Figure out how many lines of the material below contain the word "this". Answer with the number only.
▬▬▬▬▬▬
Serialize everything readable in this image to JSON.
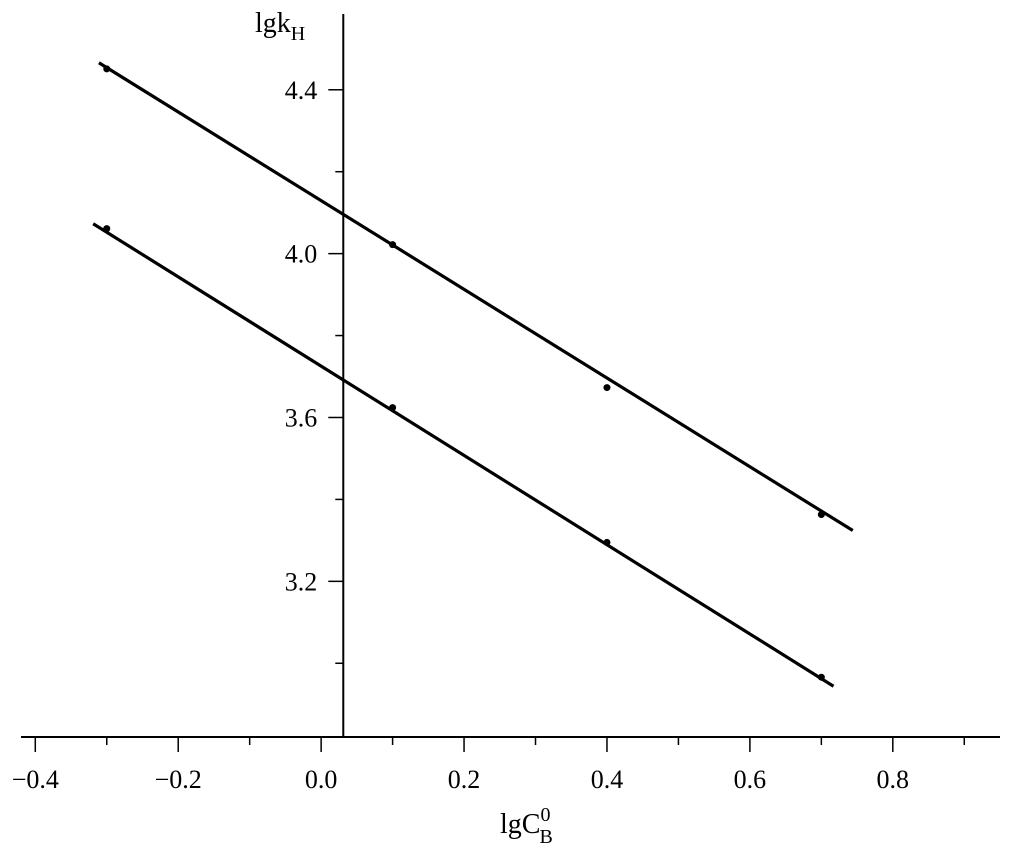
{
  "chart_data": {
    "type": "scatter",
    "title": "",
    "xlabel": {
      "base": "lgC",
      "sup": "0",
      "sub": "B"
    },
    "ylabel": {
      "base": "lgk",
      "sub": "H"
    },
    "xlim": [
      -0.42,
      0.95
    ],
    "ylim": [
      2.82,
      4.585
    ],
    "y_axis_at_x": 0.031,
    "x_ticks": [
      -0.4,
      -0.2,
      0.0,
      0.2,
      0.4,
      0.6,
      0.8
    ],
    "x_tick_labels": [
      "−0.4",
      "−0.2",
      "0.0",
      "0.2",
      "0.4",
      "0.6",
      "0.8"
    ],
    "x_minor_ticks": [
      -0.3,
      -0.1,
      0.1,
      0.3,
      0.5,
      0.7,
      0.9
    ],
    "y_ticks": [
      3.2,
      3.6,
      4.0,
      4.4
    ],
    "y_tick_labels": [
      "3.2",
      "3.6",
      "4.0",
      "4.4"
    ],
    "y_minor_ticks": [
      3.0,
      3.4,
      3.8,
      4.2
    ],
    "grid": false,
    "series": [
      {
        "points": {
          "x": [
            -0.3,
            0.1,
            0.4,
            0.7
          ],
          "y": [
            4.451,
            4.022,
            3.673,
            3.363
          ]
        },
        "fit_line": {
          "x": [
            -0.311,
            0.744
          ],
          "y": [
            4.466,
            3.324
          ]
        }
      },
      {
        "points": {
          "x": [
            -0.3,
            0.1,
            0.4,
            0.7
          ],
          "y": [
            4.061,
            3.624,
            3.295,
            2.966
          ]
        },
        "fit_line": {
          "x": [
            -0.319,
            0.717
          ],
          "y": [
            4.073,
            2.944
          ]
        }
      }
    ],
    "colors": {
      "line": "#000000",
      "marker": "#000000"
    }
  }
}
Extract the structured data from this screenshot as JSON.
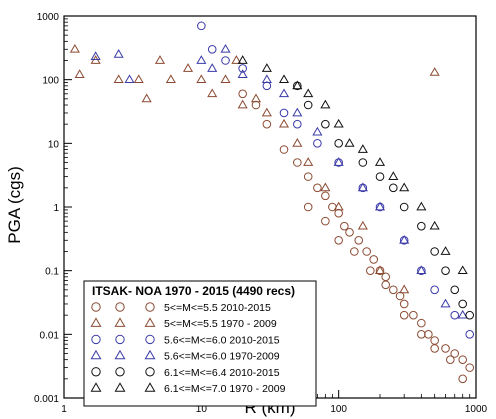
{
  "chart_data": {
    "type": "scatter",
    "xlabel": "R (km)",
    "ylabel": "PGA (cgs)",
    "xscale": "log",
    "yscale": "log",
    "xlim": [
      1,
      1000
    ],
    "ylim": [
      0.001,
      1000
    ],
    "x_ticks": [
      "1",
      "10",
      "100",
      "1000"
    ],
    "y_ticks": [
      "0.001",
      "0.01",
      "0.1",
      "1",
      "10",
      "100",
      "1000"
    ],
    "legend": {
      "title": "ITSAK- NOA 1970 - 2015 (4490 recs)",
      "placement": "bottom-left",
      "entries": [
        {
          "label": "5<=M<=5.5  2010-2015",
          "marker": "circle",
          "color": "#8b4a32"
        },
        {
          "label": "5<=M<=5.5  1970 - 2009",
          "marker": "triangle",
          "color": "#8b4a32"
        },
        {
          "label": "5.6<=M<=6.0  2010-2015",
          "marker": "circle",
          "color": "#3a3aa8"
        },
        {
          "label": "5.6<=M<=6.0  1970-2009",
          "marker": "triangle",
          "color": "#3a3aa8"
        },
        {
          "label": "6.1<=M<=6.4  2010-2015",
          "marker": "circle",
          "color": "#111111"
        },
        {
          "label": "6.1<=M<=7.0  1970 - 2009",
          "marker": "triangle",
          "color": "#111111"
        }
      ]
    },
    "series": [
      {
        "marker": "circle",
        "color": "#8b4a32",
        "x": [
          20,
          25,
          30,
          40,
          50,
          60,
          70,
          80,
          90,
          100,
          110,
          120,
          140,
          160,
          180,
          200,
          220,
          250,
          280,
          300,
          350,
          400,
          450,
          500,
          600,
          700,
          800,
          900,
          60,
          80,
          100,
          130,
          170,
          220,
          300,
          400,
          500,
          650,
          800
        ],
        "y": [
          60,
          40,
          20,
          8,
          5,
          3,
          2,
          1.5,
          1,
          0.8,
          0.5,
          0.4,
          0.3,
          0.2,
          0.15,
          0.1,
          0.08,
          0.05,
          0.04,
          0.03,
          0.02,
          0.015,
          0.01,
          0.008,
          0.006,
          0.005,
          0.004,
          0.003,
          1,
          0.6,
          0.3,
          0.2,
          0.1,
          0.06,
          0.02,
          0.01,
          0.006,
          0.004,
          0.002
        ]
      },
      {
        "marker": "triangle",
        "color": "#8b4a32",
        "x": [
          1.2,
          1.3,
          1.7,
          2.5,
          3.5,
          4,
          5,
          6,
          8,
          10,
          12,
          15,
          18,
          20,
          25,
          30,
          40,
          50,
          60,
          80,
          100,
          150,
          200,
          300,
          500
        ],
        "y": [
          300,
          120,
          200,
          100,
          100,
          50,
          200,
          100,
          150,
          100,
          60,
          100,
          200,
          40,
          50,
          30,
          20,
          10,
          5,
          2,
          1,
          0.5,
          0.1,
          0.05,
          130
        ]
      },
      {
        "marker": "circle",
        "color": "#3a3aa8",
        "x": [
          10,
          12,
          15,
          20,
          30,
          40,
          50,
          70,
          100,
          150,
          200,
          300,
          400,
          500,
          700,
          900
        ],
        "y": [
          700,
          300,
          200,
          150,
          80,
          30,
          20,
          10,
          5,
          2,
          1,
          0.3,
          0.1,
          0.05,
          0.02,
          0.01
        ]
      },
      {
        "marker": "triangle",
        "color": "#3a3aa8",
        "x": [
          1.7,
          2.5,
          3,
          10,
          12,
          15,
          20,
          30,
          40,
          50,
          70,
          100,
          150,
          200,
          300,
          400,
          600,
          800
        ],
        "y": [
          230,
          250,
          100,
          200,
          150,
          300,
          120,
          100,
          60,
          30,
          15,
          5,
          2,
          1,
          0.3,
          0.1,
          0.03,
          0.02
        ]
      },
      {
        "marker": "circle",
        "color": "#111111",
        "x": [
          50,
          60,
          80,
          100,
          150,
          200,
          250,
          300,
          400,
          500,
          600,
          700,
          800,
          900
        ],
        "y": [
          80,
          40,
          20,
          10,
          5,
          3,
          2,
          1,
          0.5,
          0.2,
          0.1,
          0.05,
          0.03,
          0.02
        ]
      },
      {
        "marker": "triangle",
        "color": "#111111",
        "x": [
          20,
          30,
          40,
          50,
          60,
          80,
          100,
          120,
          150,
          200,
          250,
          300,
          400,
          500,
          600,
          800
        ],
        "y": [
          200,
          150,
          100,
          80,
          60,
          40,
          20,
          10,
          8,
          5,
          3,
          2,
          1,
          0.5,
          0.2,
          0.1
        ]
      }
    ]
  }
}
▬▬▬▬▬▬
- **Reply to the exercise**: 2